以前の記事で、紙の問診票ではなくGoogleフォームを使った電子問診票をおすすめしたことがありました。少し間が空いてしまいましたが、改めて現場での使い方や、導入する際のポイントを整理しておきたいと思います。

最近では予約システムに問診機能が組み込まれているクリニックも増えていますが、「予約システムまでは導入していない」「既存システムには問診機能がない」というケースも少なくありません。そんなクリニックにとって、Googleフォームは無料かつすぐ始められる選択肢になります。

Googleフォームの特徴と利点

GoogleフォームはGoogleの無料サービスの一つで、Googleアカウントがあれば誰でも利用できます。
クリニック専用のアカウントを新たに作成して運用するのがよいでしょう。

フォームの作成は非常に簡単で、質問項目と回答形式(チェックボックス・ラジオボタン・自由記述など)を柔軟に設定できます。条件分岐なども使えるため、年齢や症状によって質問を変えることも可能です。無料でここまでの機能を使えるのは非常に優秀です。

また、回答があった際にメールで通知を受け取る設定や、スプレッドシートに自動転記して一覧化する機能もあります。

操作は直感的にできますので、まずは触ってみるのをおすすめします。詳しい操作方法を開設しているサイトもあるので、本格的に使いたいと思えば、作り込むことも可能です。

QRコードと組み合わせる運用方法

Googleフォームで実務で運用する際にはQRコードと組み合わせて使うことがポイントです。

Googleフォームで問診票を作成すると、フォーム専用のURLが自動的に発行されます。
これをQRコード化して患者さんにお示しすることで、患者さんがスマートフォンから直接アクセスし、来院時にその場で入力してもらうことができます。いまやスマートフォンを持っていない患者さんのほうが少ない時代でQRコードも世間にかなり普及していますので、スムーズに回答してもらえると思います。

URLの発行方法

詳しい操作方法は専門サイトに譲りますが、URLの発行は下の画像のように、操作するとすぐにできます。URLは短縮にするほうが扱いやすいです。

みぎクリックで、新しいタブで画像を開く 等で拡大できます。

QR コードにする方法

問診票のURLをQR コードに変換するのは、専用のサイトで簡単にできます。どのサイトでもよいですが以下ではひとつ具体的なサイトをでお示しします。

発行したURLをこちらのQRのススメというサイトで、冒頭にある「URLをQRコードにします」の部分に打ち込み、作成するをクリックすると、QRコードは一瞬で作成できます。こちらをワードに貼って、問診票と書いて印刷して、クリニックに用意しておけばOKです。

ちなみにQRコードは問診票以外にも、クリニックのHPのご案内などにも使えるので、応用範囲が広いです。名刺に載せることも可能で、実際に私も行っています。

(保存データ)
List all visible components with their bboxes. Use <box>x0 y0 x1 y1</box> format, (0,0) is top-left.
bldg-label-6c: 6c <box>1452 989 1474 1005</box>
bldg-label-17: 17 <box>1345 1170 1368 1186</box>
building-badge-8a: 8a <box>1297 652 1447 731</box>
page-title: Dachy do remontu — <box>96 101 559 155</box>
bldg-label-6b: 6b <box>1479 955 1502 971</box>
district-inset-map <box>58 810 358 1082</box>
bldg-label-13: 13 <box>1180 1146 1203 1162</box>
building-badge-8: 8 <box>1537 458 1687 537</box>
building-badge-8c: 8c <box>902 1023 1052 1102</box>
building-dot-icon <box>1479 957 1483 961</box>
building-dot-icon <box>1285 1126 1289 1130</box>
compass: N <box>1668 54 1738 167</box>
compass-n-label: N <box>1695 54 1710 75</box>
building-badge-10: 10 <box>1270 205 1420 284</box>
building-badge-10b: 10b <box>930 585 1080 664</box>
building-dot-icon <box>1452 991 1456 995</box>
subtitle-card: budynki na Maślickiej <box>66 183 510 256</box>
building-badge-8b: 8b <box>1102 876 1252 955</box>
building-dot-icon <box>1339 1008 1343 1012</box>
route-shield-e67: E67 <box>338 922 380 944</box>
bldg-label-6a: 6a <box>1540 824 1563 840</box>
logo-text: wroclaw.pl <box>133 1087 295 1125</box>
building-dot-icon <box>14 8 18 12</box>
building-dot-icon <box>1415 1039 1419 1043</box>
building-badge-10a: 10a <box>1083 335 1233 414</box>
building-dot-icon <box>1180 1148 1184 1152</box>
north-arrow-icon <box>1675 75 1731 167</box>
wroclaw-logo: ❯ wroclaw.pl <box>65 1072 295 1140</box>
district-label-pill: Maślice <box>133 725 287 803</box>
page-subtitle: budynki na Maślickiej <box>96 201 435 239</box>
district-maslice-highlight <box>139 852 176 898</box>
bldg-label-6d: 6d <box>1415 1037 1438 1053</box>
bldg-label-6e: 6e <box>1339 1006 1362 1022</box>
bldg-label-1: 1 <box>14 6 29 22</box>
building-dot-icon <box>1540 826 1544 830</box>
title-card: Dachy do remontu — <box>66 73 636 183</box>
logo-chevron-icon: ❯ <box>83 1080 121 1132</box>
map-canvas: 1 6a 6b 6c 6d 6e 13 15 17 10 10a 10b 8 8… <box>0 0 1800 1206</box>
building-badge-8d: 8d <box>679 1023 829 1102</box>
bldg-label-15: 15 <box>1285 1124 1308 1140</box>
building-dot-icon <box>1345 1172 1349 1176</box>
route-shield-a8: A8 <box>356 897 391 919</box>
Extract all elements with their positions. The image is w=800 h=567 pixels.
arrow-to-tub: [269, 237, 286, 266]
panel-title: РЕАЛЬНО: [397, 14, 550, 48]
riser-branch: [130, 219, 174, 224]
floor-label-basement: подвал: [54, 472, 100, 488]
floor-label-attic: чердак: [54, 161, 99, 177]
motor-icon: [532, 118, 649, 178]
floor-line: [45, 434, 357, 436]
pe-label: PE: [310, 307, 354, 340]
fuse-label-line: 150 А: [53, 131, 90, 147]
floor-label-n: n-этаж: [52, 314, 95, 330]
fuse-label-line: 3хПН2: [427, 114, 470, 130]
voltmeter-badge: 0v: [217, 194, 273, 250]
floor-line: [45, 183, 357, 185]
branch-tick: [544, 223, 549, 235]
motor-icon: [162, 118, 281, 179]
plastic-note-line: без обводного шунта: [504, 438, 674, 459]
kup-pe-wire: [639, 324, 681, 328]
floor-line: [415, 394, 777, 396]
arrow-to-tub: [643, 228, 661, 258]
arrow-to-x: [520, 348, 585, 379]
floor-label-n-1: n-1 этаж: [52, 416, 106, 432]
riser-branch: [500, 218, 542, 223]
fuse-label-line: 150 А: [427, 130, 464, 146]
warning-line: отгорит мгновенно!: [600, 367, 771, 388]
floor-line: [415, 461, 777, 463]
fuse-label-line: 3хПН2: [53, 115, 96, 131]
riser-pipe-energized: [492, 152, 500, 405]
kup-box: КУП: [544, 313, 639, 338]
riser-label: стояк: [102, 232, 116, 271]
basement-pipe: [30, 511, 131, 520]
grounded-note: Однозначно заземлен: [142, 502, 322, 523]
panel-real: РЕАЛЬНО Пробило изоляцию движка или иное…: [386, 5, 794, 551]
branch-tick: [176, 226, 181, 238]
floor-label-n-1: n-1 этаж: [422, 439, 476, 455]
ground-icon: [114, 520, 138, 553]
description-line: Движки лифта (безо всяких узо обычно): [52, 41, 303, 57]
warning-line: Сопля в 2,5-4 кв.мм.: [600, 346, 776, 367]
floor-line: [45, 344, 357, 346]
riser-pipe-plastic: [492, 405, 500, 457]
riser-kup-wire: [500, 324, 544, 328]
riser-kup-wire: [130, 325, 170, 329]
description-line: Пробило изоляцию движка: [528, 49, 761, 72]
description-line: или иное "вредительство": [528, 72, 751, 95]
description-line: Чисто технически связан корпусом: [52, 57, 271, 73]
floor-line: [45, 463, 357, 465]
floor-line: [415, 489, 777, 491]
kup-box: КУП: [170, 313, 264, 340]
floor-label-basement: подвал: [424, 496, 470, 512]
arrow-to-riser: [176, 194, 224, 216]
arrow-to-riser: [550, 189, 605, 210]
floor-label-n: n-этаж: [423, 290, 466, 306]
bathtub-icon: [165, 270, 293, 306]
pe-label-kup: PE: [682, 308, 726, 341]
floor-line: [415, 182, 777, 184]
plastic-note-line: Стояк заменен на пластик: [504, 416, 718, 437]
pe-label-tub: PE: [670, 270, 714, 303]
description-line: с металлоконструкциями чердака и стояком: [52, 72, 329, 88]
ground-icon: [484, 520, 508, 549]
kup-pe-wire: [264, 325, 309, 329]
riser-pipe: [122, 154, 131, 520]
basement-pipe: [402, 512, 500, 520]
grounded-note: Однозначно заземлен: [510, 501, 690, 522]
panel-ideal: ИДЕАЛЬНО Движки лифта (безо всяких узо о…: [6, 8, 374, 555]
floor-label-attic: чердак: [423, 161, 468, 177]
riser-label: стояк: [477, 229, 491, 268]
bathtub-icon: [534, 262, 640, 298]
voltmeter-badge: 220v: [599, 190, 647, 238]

### [課題の目的]
問診票の提示文で、「QRコードと組み合わせる運用方法」から「にするほうが扱いやすいです。」までの部分を、「スマートフォン」を「携帯端末」に入れ替えて書き直すとどうなりますか?

### [解答例]
QRコードと組み合わせる運用方法

Googleフォームで実務で運用する際にはQRコードと組み合わせて使うことがポイントです。

Googleフォームで問診票を作成すると、フォーム専用のURLが自動的に発行されます。
これをQRコード化して患者さんにお示しすることで、患者さんが携帯端末から直接アクセスし、来院時にその場で入力してもらうことができます。いまや携帯端末を持っていない患者さんのほうが少ない時代でQRコードも世間にかなり普及していますので、スムーズに回答してもらえると思います。

URLの発行方法

詳しい操作方法は専門サイトに譲りますが、URLの発行は下の画像のように、操作するとすぐにできます。URLは短縮にするほうが扱いやすいです。